## Aim
Show each line from the listing that includes the word "Authentication".

(Saved data entries)
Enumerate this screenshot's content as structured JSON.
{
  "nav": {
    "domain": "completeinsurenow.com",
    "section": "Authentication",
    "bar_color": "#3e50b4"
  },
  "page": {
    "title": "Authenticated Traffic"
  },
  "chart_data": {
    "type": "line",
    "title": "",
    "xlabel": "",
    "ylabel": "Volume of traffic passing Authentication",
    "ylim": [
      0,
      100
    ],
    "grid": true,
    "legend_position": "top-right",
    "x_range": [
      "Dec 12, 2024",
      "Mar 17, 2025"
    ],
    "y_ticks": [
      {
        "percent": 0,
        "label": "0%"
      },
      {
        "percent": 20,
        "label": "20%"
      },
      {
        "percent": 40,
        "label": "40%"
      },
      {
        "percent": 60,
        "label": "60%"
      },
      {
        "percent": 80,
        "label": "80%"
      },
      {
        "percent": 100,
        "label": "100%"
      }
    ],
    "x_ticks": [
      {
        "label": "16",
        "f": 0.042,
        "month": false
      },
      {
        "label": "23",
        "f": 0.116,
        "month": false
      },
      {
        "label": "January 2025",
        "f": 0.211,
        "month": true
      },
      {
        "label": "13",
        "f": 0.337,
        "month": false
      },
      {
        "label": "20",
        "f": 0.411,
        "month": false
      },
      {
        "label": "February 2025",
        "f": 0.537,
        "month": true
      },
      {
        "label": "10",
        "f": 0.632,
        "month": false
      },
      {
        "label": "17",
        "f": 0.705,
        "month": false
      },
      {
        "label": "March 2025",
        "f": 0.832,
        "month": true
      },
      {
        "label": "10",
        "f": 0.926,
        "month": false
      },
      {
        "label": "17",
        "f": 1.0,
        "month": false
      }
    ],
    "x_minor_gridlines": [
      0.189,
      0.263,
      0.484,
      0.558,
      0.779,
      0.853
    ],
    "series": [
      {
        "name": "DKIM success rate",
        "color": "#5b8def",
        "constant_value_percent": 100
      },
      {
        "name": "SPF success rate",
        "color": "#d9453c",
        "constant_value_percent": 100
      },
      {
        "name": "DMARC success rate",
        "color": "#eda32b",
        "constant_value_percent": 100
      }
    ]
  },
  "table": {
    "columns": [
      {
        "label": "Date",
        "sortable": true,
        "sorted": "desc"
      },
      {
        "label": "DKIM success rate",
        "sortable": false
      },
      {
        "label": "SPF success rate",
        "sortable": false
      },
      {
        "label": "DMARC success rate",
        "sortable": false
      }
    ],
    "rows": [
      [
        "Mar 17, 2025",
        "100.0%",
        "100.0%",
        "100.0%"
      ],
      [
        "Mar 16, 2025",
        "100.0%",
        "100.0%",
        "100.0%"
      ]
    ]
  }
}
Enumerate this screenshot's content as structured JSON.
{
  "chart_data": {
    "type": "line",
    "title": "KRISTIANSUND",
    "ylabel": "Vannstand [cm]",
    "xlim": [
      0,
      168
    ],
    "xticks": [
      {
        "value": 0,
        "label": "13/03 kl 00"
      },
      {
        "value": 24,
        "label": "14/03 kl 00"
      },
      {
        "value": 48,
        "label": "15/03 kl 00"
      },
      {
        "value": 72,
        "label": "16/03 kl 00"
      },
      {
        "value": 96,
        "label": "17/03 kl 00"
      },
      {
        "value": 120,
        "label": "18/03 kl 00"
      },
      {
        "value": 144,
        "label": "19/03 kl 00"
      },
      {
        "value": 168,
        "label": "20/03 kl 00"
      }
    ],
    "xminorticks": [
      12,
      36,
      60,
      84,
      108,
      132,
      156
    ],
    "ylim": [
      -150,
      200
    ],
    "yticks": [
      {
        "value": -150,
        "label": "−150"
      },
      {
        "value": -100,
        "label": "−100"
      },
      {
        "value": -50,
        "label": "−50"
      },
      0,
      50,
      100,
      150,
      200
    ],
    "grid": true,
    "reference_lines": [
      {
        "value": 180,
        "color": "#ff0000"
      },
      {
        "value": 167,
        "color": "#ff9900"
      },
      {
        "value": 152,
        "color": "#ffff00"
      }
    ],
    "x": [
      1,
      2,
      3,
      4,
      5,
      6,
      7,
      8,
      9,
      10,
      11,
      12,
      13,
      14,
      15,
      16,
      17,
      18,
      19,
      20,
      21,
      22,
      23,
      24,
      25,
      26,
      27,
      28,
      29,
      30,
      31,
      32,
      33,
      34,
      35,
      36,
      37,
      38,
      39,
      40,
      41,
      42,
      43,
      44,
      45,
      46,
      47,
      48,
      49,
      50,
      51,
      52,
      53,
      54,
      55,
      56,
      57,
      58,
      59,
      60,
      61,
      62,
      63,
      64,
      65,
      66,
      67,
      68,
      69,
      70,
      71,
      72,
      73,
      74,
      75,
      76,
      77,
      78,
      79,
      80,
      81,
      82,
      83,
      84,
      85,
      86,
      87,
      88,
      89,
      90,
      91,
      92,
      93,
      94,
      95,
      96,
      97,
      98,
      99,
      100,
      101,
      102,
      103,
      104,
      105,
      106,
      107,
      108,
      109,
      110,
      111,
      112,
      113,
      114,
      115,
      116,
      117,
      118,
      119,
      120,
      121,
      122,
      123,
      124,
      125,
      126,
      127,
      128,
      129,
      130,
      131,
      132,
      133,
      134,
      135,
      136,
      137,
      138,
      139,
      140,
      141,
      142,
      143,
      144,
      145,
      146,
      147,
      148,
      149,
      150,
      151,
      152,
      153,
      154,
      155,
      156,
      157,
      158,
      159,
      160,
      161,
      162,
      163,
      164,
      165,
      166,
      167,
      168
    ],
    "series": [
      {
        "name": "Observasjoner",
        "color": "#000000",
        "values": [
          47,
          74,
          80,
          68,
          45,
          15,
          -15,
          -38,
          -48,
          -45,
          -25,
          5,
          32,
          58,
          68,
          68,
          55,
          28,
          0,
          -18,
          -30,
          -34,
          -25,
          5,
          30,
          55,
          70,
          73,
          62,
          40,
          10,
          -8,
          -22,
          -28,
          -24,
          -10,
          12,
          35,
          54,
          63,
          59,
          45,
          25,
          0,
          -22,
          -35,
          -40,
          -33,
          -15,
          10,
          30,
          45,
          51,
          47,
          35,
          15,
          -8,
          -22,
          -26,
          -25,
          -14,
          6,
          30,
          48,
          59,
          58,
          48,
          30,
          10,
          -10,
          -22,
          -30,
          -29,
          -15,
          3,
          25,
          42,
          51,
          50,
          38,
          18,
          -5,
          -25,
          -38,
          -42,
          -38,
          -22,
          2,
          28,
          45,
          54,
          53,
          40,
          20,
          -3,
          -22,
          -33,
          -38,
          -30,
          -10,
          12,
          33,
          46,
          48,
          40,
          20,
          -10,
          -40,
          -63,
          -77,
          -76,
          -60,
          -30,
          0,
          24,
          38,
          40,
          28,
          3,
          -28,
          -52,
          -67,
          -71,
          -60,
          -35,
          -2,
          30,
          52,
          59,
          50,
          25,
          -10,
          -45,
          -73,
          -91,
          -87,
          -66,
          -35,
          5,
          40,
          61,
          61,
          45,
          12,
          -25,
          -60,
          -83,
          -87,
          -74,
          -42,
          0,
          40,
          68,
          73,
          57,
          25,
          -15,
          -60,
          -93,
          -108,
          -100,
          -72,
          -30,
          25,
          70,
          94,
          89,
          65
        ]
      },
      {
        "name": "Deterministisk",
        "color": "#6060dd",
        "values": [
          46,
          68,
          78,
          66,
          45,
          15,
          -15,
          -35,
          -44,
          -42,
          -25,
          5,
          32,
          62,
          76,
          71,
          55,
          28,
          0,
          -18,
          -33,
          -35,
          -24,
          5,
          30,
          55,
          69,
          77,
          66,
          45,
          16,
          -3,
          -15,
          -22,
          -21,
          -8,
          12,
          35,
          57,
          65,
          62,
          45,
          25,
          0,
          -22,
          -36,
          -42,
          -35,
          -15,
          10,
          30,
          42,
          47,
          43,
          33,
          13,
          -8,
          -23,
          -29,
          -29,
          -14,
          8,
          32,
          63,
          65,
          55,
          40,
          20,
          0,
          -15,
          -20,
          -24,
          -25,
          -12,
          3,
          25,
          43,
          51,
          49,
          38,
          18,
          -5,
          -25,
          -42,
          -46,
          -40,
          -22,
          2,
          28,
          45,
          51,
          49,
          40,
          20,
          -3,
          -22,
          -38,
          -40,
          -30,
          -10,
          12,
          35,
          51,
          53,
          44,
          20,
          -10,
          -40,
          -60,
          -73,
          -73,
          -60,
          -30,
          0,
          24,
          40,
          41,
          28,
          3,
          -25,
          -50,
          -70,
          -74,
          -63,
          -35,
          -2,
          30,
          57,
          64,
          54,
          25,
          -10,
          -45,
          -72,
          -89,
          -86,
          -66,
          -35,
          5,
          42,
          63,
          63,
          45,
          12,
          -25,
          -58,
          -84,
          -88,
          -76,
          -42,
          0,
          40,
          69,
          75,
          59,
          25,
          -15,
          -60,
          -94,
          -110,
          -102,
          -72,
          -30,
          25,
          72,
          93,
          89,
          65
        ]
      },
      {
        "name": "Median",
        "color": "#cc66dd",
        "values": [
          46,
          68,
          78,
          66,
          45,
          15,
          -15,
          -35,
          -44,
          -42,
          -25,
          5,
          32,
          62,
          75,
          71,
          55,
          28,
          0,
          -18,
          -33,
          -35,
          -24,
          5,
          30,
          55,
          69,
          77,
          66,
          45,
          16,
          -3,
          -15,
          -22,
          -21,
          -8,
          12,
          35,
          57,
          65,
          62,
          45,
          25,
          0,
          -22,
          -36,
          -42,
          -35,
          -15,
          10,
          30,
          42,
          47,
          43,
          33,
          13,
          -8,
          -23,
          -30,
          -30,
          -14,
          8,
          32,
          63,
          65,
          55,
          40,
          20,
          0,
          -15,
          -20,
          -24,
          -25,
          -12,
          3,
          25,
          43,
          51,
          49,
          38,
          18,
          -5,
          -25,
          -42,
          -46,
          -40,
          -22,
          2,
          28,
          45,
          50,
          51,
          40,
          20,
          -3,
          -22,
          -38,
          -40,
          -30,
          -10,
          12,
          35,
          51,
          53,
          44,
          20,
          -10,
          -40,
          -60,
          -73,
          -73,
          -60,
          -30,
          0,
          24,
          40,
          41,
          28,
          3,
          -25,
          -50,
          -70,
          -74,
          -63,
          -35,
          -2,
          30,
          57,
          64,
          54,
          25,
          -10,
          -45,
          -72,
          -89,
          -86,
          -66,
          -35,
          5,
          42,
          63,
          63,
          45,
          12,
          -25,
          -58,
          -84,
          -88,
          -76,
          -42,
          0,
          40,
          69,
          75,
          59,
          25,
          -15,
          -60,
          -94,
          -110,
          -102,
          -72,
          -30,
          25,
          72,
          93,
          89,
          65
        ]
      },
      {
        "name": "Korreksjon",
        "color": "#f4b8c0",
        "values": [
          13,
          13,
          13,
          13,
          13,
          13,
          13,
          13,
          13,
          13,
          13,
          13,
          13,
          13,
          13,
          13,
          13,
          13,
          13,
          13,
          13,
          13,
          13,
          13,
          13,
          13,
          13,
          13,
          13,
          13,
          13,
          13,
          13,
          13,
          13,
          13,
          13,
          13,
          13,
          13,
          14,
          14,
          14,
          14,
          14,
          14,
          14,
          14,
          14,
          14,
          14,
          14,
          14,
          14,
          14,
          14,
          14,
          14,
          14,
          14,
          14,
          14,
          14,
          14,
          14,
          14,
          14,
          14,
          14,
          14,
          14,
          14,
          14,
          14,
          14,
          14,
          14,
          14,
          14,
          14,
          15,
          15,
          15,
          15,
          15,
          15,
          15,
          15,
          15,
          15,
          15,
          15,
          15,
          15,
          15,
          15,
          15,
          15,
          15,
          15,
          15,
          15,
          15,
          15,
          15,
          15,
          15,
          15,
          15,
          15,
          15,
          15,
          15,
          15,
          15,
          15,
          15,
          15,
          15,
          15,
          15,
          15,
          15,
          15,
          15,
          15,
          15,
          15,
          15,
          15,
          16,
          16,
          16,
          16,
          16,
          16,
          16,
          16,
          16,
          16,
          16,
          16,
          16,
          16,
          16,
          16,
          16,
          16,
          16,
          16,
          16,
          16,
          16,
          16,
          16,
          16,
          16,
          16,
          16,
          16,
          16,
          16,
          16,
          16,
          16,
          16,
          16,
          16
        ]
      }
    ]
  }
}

## Solution to the exercise
    "section": "Authentication",
    "ylabel": "Volume of traffic passing Authentication",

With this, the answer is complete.